[Start]

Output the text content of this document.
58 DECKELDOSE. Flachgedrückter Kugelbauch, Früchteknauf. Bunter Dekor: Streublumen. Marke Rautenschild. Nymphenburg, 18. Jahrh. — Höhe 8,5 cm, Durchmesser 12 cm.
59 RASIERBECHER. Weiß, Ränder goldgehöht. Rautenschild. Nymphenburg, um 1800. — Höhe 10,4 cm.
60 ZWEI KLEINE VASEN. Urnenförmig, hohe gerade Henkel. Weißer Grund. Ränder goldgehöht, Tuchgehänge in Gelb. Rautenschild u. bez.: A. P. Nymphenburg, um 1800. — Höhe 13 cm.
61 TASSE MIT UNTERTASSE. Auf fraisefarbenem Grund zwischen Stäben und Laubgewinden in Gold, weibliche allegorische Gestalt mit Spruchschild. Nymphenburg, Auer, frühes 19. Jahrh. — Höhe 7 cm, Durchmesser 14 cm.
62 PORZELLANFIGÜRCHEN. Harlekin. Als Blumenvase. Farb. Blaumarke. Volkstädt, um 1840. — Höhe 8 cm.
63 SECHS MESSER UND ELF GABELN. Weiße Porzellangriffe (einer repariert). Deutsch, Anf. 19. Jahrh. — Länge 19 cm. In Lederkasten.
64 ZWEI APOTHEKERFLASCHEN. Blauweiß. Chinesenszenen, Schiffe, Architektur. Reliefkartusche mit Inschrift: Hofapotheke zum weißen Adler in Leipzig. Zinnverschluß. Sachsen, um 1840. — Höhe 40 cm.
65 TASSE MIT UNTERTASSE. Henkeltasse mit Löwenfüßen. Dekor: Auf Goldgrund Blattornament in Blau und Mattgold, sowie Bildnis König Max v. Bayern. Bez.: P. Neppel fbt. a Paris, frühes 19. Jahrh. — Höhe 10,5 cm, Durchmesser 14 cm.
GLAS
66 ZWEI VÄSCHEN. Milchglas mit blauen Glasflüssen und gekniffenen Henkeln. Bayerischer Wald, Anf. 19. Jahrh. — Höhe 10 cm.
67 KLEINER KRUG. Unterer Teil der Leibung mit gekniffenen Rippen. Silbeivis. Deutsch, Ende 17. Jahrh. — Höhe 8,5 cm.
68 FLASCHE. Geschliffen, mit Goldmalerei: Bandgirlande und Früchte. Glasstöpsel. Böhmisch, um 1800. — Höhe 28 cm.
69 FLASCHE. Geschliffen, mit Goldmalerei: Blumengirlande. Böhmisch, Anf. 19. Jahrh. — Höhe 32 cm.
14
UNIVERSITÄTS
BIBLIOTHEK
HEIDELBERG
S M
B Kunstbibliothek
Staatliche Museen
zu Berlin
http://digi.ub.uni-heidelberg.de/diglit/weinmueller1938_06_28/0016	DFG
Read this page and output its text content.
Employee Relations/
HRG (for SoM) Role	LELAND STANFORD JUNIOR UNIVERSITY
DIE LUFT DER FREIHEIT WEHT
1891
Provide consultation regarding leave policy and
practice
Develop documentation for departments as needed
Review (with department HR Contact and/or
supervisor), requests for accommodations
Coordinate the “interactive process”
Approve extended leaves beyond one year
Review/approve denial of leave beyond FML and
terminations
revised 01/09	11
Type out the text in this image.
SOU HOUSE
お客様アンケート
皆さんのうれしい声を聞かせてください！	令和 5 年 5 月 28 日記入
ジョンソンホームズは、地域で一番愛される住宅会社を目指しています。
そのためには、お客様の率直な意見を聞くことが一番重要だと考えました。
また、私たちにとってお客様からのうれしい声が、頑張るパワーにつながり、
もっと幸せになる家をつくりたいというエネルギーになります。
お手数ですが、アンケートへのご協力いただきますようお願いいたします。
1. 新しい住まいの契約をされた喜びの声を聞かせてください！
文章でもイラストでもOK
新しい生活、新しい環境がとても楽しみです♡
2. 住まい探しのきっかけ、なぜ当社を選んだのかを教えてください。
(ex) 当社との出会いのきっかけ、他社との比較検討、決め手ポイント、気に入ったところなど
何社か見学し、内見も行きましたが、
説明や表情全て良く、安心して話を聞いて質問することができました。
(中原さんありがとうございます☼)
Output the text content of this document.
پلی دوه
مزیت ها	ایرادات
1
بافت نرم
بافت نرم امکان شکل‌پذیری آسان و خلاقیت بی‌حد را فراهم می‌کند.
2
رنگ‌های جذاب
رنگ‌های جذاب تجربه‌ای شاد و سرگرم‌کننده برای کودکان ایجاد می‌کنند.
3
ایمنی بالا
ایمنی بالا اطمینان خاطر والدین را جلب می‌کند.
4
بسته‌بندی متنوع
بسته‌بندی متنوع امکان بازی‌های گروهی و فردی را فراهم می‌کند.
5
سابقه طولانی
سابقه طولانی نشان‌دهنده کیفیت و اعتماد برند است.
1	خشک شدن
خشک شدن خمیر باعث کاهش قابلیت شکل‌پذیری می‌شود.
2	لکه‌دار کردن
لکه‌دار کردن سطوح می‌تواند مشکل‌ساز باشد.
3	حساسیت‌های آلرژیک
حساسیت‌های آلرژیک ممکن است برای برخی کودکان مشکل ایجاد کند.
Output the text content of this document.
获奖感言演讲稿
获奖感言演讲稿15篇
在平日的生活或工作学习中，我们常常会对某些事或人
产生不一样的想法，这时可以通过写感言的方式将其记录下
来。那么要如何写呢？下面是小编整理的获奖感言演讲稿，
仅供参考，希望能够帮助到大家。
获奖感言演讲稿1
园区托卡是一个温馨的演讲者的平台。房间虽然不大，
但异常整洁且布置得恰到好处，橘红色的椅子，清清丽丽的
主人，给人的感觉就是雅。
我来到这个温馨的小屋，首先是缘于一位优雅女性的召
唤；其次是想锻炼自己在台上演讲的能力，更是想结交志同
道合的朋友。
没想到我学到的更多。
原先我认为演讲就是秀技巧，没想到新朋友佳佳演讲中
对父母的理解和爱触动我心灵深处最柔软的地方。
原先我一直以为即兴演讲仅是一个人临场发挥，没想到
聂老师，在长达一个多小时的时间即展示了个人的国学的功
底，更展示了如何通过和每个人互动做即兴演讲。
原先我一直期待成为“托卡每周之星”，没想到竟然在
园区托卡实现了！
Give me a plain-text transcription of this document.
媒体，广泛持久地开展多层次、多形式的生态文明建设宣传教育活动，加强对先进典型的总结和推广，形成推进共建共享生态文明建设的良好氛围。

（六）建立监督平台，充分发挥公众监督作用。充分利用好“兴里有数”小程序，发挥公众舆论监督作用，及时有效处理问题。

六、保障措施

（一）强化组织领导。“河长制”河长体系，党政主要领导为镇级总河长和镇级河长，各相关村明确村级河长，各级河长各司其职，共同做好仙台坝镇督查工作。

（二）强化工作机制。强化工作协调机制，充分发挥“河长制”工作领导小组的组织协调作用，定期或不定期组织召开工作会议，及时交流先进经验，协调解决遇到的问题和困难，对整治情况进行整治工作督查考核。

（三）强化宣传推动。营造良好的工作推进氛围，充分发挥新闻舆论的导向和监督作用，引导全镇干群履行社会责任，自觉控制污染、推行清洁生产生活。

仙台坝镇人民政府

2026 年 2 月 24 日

[End]

* [Your instructions]:
Each record above should be output again exactly.

* [Worked solution]:
Output the text content of this document.
58 DECKELDOSE. Flachgedrückter Kugelbauch, Früchteknauf. Bunter Dekor: Streublumen. Marke Rautenschild. Nymphenburg, 18. Jahrh. — Höhe 8,5 cm, Durchmesser 12 cm.
59 RASIERBECHER. Weiß, Ränder goldgehöht. Rautenschild. Nymphenburg, um 1800. — Höhe 10,4 cm.
60 ZWEI KLEINE VASEN. Urnenförmig, hohe gerade Henkel. Weißer Grund. Ränder goldgehöht, Tuchgehänge in Gelb. Rautenschild u. bez.: A. P. Nymphenburg, um 1800. — Höhe 13 cm.
61 TASSE MIT UNTERTASSE. Auf fraisefarbenem Grund zwischen Stäben und Laubgewinden in Gold, weibliche allegorische Gestalt mit Spruchschild. Nymphenburg, Auer, frühes 19. Jahrh. — Höhe 7 cm, Durchmesser 14 cm.
62 PORZELLANFIGÜRCHEN. Harlekin. Als Blumenvase. Farb. Blaumarke. Volkstädt, um 1840. — Höhe 8 cm.
63 SECHS MESSER UND ELF GABELN. Weiße Porzellangriffe (einer repariert). Deutsch, Anf. 19. Jahrh. — Länge 19 cm. In Lederkasten.
64 ZWEI APOTHEKERFLASCHEN. Blauweiß. Chinesenszenen, Schiffe, Architektur. Reliefkartusche mit Inschrift: Hofapotheke zum weißen Adler in Leipzig. Zinnverschluß. Sachsen, um 1840. — Höhe 40 cm.
65 TASSE MIT UNTERTASSE. Henkeltasse mit Löwenfüßen. Dekor: Auf Goldgrund Blattornament in Blau und Mattgold, sowie Bildnis König Max v. Bayern. Bez.: P. Neppel fbt. a Paris, frühes 19. Jahrh. — Höhe 10,5 cm, Durchmesser 14 cm.
GLAS
66 ZWEI VÄSCHEN. Milchglas mit blauen Glasflüssen und gekniffenen Henkeln. Bayerischer Wald, Anf. 19. Jahrh. — Höhe 10 cm.
67 KLEINER KRUG. Unterer Teil der Leibung mit gekniffenen Rippen. Silbeivis. Deutsch, Ende 17. Jahrh. — Höhe 8,5 cm.
68 FLASCHE. Geschliffen, mit Goldmalerei: Bandgirlande und Früchte. Glasstöpsel. Böhmisch, um 1800. — Höhe 28 cm.
69 FLASCHE. Geschliffen, mit Goldmalerei: Blumengirlande. Böhmisch, Anf. 19. Jahrh. — Höhe 32 cm.
14
UNIVERSITÄTS
BIBLIOTHEK
HEIDELBERG
S M
B Kunstbibliothek
Staatliche Museen
zu Berlin
http://digi.ub.uni-heidelberg.de/diglit/weinmueller1938_06_28/0016	DFG
Read this page and output its text content.
Employee Relations/
HRG (for SoM) Role	LELAND STANFORD JUNIOR UNIVERSITY
DIE LUFT DER FREIHEIT WEHT
1891
Provide consultation regarding leave policy and
practice
Develop documentation for departments as needed
Review (with department HR Contact and/or
supervisor), requests for accommodations
Coordinate the “interactive process”
Approve extended leaves beyond one year
Review/approve denial of leave beyond FML and
terminations
revised 01/09	11
Type out the text in this image.
SOU HOUSE
お客様アンケート
皆さんのうれしい声を聞かせてください！	令和 5 年 5 月 28 日記入
ジョンソンホームズは、地域で一番愛される住宅会社を目指しています。
そのためには、お客様の率直な意見を聞くことが一番重要だと考えました。
また、私たちにとってお客様からのうれしい声が、頑張るパワーにつながり、
もっと幸せになる家をつくりたいというエネルギーになります。
お手数ですが、アンケートへのご協力いただきますようお願いいたします。
1. 新しい住まいの契約をされた喜びの声を聞かせてください！
文章でもイラストでもOK
新しい生活、新しい環境がとても楽しみです♡
2. 住まい探しのきっかけ、なぜ当社を選んだのかを教えてください。
(ex) 当社との出会いのきっかけ、他社との比較検討、決め手ポイント、気に入ったところなど
何社か見学し、内見も行きましたが、
説明や表情全て良く、安心して話を聞いて質問することができました。
(中原さんありがとうございます☼)
Output the text content of this document.
پلی دوه
مزیت ها	ایرادات
1
بافت نرم
بافت نرم امکان شکل‌پذیری آسان و خلاقیت بی‌حد را فراهم می‌کند.
2
رنگ‌های جذاب
رنگ‌های جذاب تجربه‌ای شاد و سرگرم‌کننده برای کودکان ایجاد می‌کنند.
3
ایمنی بالا
ایمنی بالا اطمینان خاطر والدین را جلب می‌کند.
4
بسته‌بندی متنوع
بسته‌بندی متنوع امکان بازی‌های گروهی و فردی را فراهم می‌کند.
5
سابقه طولانی
سابقه طولانی نشان‌دهنده کیفیت و اعتماد برند است.
1	خشک شدن
خشک شدن خمیر باعث کاهش قابلیت شکل‌پذیری می‌شود.
2	لکه‌دار کردن
لکه‌دار کردن سطوح می‌تواند مشکل‌ساز باشد.
3	حساسیت‌های آلرژیک
حساسیت‌های آلرژیک ممکن است برای برخی کودکان مشکل ایجاد کند.
Output the text content of this document.
获奖感言演讲稿
获奖感言演讲稿15篇
在平日的生活或工作学习中，我们常常会对某些事或人
产生不一样的想法，这时可以通过写感言的方式将其记录下
来。那么要如何写呢？下面是小编整理的获奖感言演讲稿，
仅供参考，希望能够帮助到大家。
获奖感言演讲稿1
园区托卡是一个温馨的演讲者的平台。房间虽然不大，
但异常整洁且布置得恰到好处，橘红色的椅子，清清丽丽的
主人，给人的感觉就是雅。
我来到这个温馨的小屋，首先是缘于一位优雅女性的召
唤；其次是想锻炼自己在台上演讲的能力，更是想结交志同
道合的朋友。
没想到我学到的更多。
原先我认为演讲就是秀技巧，没想到新朋友佳佳演讲中
对父母的理解和爱触动我心灵深处最柔软的地方。
原先我一直以为即兴演讲仅是一个人临场发挥，没想到
聂老师，在长达一个多小时的时间即展示了个人的国学的功
底，更展示了如何通过和每个人互动做即兴演讲。
原先我一直期待成为“托卡每周之星”，没想到竟然在
园区托卡实现了！
Give me a plain-text transcription of this document.
媒体，广泛持久地开展多层次、多形式的生态文明建设宣传教育活动，加强对先进典型的总结和推广，形成推进共建共享生态文明建设的良好氛围。

（六）建立监督平台，充分发挥公众监督作用。充分利用好“兴里有数”小程序，发挥公众舆论监督作用，及时有效处理问题。

六、保障措施

（一）强化组织领导。“河长制”河长体系，党政主要领导为镇级总河长和镇级河长，各相关村明确村级河长，各级河长各司其职，共同做好仙台坝镇督查工作。

（二）强化工作机制。强化工作协调机制，充分发挥“河长制”工作领导小组的组织协调作用，定期或不定期组织召开工作会议，及时交流先进经验，协调解决遇到的问题和困难，对整治情况进行整治工作督查考核。

（三）强化宣传推动。营造良好的工作推进氛围，充分发挥新闻舆论的导向和监督作用，引导全镇干群履行社会责任，自觉控制污染、推行清洁生产生活。

仙台坝镇人民政府

2026 年 2 月 24 日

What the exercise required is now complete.